▶

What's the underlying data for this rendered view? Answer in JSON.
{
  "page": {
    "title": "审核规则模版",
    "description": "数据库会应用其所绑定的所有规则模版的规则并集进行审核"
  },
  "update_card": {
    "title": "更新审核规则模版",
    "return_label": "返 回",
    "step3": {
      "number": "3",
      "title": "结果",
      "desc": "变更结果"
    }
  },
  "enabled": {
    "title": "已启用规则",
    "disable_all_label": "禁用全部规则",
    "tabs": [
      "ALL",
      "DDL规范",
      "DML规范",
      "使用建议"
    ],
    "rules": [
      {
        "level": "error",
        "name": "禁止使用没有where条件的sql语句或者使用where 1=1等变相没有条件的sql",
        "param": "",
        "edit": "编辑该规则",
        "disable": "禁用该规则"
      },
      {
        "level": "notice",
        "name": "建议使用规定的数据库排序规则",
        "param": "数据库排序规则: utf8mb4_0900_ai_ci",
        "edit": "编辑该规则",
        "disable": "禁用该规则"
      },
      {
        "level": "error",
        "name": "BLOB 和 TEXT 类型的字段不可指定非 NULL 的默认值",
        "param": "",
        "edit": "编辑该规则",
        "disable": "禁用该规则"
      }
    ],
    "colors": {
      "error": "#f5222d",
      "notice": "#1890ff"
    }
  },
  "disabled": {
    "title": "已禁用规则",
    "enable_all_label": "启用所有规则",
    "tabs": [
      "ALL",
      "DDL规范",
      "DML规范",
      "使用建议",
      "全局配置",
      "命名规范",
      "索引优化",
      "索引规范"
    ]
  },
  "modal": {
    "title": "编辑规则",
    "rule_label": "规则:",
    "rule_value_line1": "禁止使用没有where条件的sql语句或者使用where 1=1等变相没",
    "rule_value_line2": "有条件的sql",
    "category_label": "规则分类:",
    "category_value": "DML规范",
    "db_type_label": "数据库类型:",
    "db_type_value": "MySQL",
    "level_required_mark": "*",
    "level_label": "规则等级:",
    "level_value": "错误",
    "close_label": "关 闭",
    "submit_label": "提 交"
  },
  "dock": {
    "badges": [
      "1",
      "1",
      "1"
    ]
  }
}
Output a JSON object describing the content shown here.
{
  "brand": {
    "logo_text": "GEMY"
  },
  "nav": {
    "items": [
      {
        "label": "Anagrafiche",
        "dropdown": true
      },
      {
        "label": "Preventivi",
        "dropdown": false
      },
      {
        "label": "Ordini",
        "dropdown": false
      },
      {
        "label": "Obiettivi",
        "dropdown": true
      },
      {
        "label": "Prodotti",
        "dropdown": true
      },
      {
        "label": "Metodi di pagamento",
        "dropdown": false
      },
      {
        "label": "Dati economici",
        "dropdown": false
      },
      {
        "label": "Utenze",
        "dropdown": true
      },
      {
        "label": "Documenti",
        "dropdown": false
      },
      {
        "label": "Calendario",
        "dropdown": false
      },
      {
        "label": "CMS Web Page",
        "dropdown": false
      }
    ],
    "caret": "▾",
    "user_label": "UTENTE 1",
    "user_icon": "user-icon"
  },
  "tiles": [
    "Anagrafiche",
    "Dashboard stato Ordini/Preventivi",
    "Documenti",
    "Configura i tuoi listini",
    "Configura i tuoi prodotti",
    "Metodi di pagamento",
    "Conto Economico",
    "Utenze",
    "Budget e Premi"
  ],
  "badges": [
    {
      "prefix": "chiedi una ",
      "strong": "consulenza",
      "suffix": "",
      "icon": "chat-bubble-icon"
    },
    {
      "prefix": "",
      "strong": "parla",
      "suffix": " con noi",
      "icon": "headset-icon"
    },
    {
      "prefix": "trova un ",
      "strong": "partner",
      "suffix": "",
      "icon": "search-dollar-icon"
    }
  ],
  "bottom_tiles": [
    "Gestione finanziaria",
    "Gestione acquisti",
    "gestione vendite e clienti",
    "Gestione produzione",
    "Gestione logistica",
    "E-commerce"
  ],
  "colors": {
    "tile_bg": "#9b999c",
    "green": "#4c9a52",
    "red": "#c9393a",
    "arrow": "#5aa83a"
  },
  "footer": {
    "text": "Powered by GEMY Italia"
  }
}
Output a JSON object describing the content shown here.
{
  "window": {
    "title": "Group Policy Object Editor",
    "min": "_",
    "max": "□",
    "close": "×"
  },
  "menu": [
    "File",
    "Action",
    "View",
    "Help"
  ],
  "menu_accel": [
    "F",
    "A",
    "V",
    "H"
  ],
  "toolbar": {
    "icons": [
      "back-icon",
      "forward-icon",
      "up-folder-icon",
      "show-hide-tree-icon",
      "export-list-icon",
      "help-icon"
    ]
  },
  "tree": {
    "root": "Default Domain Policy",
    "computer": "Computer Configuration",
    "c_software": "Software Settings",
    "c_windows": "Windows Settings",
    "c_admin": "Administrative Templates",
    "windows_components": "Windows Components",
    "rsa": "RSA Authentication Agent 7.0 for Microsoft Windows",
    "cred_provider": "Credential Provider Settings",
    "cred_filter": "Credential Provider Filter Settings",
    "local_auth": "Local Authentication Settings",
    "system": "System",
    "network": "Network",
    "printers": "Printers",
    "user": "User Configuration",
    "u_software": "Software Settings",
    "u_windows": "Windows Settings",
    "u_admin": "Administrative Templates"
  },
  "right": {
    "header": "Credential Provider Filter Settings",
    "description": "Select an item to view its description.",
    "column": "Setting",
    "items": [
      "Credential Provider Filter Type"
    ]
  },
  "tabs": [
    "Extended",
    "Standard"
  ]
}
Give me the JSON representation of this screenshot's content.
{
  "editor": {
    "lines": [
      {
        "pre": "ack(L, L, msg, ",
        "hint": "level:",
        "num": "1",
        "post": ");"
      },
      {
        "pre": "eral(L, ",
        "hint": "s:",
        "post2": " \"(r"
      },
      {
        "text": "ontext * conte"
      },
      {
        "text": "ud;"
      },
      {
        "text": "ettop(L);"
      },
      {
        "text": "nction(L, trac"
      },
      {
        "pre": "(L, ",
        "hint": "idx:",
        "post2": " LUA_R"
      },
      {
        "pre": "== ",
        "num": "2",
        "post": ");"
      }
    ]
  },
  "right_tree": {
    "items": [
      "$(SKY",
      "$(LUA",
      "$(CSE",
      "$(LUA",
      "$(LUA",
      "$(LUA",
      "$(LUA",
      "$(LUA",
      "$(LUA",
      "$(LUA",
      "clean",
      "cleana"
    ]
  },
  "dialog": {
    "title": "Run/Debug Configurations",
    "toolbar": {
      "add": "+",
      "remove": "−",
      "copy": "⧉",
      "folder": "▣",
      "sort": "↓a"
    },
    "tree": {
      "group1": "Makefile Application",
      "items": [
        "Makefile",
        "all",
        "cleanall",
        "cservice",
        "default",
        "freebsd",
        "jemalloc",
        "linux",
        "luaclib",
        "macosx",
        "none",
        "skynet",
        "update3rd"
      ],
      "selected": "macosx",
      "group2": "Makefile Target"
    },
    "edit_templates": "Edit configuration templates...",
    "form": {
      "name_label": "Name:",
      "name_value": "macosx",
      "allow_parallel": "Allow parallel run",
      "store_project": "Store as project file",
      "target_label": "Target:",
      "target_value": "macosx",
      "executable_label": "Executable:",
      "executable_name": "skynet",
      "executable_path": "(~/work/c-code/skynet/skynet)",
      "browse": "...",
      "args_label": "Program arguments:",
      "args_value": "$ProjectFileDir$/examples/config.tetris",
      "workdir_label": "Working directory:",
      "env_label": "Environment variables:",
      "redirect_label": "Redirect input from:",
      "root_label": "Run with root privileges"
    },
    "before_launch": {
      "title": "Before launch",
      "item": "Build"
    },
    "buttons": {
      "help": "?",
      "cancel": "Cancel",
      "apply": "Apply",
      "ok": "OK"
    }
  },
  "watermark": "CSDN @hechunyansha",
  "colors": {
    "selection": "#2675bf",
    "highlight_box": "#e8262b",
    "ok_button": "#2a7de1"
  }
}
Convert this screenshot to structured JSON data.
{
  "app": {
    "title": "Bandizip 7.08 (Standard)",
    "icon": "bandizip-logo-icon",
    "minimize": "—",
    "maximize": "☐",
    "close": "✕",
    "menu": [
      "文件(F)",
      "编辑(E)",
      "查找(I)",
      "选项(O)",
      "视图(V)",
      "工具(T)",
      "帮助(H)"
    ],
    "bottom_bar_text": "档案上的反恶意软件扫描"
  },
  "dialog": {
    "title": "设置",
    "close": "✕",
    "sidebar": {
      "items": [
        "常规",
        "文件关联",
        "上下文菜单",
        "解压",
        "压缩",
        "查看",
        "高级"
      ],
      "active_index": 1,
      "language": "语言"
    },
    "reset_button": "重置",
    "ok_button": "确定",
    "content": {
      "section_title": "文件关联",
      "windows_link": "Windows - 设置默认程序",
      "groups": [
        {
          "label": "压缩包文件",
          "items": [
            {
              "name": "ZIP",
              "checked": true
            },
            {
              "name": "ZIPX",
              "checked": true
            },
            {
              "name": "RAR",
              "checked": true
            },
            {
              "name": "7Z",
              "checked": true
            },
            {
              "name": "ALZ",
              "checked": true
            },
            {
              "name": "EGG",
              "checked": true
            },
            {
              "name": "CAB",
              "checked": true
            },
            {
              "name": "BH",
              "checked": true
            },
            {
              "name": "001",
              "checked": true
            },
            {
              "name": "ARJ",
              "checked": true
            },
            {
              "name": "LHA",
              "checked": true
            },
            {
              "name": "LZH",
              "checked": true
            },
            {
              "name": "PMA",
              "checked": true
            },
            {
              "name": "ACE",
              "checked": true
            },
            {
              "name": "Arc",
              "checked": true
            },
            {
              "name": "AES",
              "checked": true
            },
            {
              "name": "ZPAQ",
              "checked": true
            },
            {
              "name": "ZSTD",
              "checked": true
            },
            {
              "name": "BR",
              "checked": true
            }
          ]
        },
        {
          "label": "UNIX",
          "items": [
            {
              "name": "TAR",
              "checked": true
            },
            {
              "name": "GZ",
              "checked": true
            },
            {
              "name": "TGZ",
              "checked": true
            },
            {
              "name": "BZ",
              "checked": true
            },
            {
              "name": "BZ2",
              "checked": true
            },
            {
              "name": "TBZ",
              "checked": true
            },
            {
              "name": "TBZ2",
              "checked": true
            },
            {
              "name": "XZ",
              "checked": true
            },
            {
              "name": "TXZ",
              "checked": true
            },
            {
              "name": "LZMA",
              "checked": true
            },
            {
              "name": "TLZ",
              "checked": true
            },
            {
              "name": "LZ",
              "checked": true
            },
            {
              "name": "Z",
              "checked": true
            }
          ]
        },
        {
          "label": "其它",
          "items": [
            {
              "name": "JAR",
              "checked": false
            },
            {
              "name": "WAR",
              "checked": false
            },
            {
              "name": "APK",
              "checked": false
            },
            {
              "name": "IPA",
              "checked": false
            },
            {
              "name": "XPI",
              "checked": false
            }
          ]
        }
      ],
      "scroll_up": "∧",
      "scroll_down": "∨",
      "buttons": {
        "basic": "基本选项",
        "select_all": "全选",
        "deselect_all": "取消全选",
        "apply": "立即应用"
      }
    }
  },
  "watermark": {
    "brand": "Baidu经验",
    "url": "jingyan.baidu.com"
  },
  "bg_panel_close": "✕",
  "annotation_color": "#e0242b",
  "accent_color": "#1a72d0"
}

◀

» EXERCISE GOAL
Tally the lines of the listing that include "strong". Reply with nothing but the count.

» THE SOLUTION
3